Stated problem -> Pull each line holding "title" out of the entries below.

Source records:
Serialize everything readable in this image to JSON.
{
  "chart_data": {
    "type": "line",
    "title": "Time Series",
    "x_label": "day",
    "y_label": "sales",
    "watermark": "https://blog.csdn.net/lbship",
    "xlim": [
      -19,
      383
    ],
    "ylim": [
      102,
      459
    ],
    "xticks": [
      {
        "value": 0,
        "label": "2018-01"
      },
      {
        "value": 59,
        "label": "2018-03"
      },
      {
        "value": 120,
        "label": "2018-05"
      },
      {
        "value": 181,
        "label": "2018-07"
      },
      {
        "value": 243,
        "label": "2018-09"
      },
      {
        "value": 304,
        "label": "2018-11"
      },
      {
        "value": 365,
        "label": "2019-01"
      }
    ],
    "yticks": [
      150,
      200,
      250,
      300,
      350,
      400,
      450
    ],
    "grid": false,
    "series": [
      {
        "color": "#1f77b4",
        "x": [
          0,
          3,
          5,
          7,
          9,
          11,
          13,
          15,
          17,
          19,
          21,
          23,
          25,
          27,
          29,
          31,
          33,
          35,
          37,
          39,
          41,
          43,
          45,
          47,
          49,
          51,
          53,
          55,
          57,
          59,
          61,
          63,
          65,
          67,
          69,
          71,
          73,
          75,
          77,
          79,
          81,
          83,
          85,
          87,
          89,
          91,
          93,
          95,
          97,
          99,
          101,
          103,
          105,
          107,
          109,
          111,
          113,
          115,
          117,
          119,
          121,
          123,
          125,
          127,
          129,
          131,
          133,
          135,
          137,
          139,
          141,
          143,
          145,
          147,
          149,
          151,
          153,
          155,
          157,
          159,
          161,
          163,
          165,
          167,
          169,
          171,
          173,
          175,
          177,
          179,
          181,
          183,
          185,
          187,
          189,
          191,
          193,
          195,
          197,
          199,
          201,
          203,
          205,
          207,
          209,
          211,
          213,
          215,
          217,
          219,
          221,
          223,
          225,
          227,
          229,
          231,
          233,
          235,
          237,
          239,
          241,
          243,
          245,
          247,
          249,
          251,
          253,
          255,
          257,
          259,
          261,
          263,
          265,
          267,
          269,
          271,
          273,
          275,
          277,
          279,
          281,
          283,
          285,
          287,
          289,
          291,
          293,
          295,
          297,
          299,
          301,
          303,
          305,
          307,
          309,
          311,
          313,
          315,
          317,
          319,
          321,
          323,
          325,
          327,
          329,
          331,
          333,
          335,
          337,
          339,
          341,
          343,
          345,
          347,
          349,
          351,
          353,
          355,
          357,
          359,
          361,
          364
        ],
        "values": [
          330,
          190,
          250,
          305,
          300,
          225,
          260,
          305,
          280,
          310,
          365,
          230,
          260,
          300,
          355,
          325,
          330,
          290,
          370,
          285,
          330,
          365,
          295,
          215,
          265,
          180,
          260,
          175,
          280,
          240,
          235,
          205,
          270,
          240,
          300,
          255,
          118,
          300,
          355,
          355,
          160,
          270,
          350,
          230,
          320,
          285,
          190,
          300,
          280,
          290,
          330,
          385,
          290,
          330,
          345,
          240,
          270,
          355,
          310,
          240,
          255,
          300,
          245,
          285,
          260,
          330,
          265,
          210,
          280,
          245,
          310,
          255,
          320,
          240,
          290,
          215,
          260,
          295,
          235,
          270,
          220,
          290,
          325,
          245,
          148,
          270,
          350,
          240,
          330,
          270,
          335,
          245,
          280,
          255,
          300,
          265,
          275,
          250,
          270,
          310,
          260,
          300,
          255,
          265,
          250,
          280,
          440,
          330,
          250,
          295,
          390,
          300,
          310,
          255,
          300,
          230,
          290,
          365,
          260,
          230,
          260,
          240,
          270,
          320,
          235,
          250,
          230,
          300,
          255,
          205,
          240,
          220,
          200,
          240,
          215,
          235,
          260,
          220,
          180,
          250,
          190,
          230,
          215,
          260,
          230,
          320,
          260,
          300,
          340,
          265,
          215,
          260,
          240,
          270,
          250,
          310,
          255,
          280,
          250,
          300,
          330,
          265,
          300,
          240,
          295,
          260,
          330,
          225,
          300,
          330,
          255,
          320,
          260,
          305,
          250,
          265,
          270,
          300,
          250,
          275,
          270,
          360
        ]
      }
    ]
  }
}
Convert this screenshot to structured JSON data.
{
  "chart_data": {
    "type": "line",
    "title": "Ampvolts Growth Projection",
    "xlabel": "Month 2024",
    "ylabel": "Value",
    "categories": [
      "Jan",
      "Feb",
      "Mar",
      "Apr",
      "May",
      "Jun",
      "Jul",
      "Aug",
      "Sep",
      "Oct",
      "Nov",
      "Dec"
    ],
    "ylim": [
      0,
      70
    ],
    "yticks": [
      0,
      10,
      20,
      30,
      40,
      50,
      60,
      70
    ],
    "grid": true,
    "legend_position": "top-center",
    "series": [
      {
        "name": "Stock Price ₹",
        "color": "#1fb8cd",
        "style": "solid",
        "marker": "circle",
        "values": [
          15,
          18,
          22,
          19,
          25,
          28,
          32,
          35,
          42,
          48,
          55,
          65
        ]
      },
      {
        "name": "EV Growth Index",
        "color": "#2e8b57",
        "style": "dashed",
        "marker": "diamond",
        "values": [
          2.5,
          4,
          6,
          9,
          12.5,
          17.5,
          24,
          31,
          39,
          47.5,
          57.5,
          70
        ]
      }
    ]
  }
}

Answer ->
    "title": "Time Series",
    "title": "Ampvolts Growth Projection",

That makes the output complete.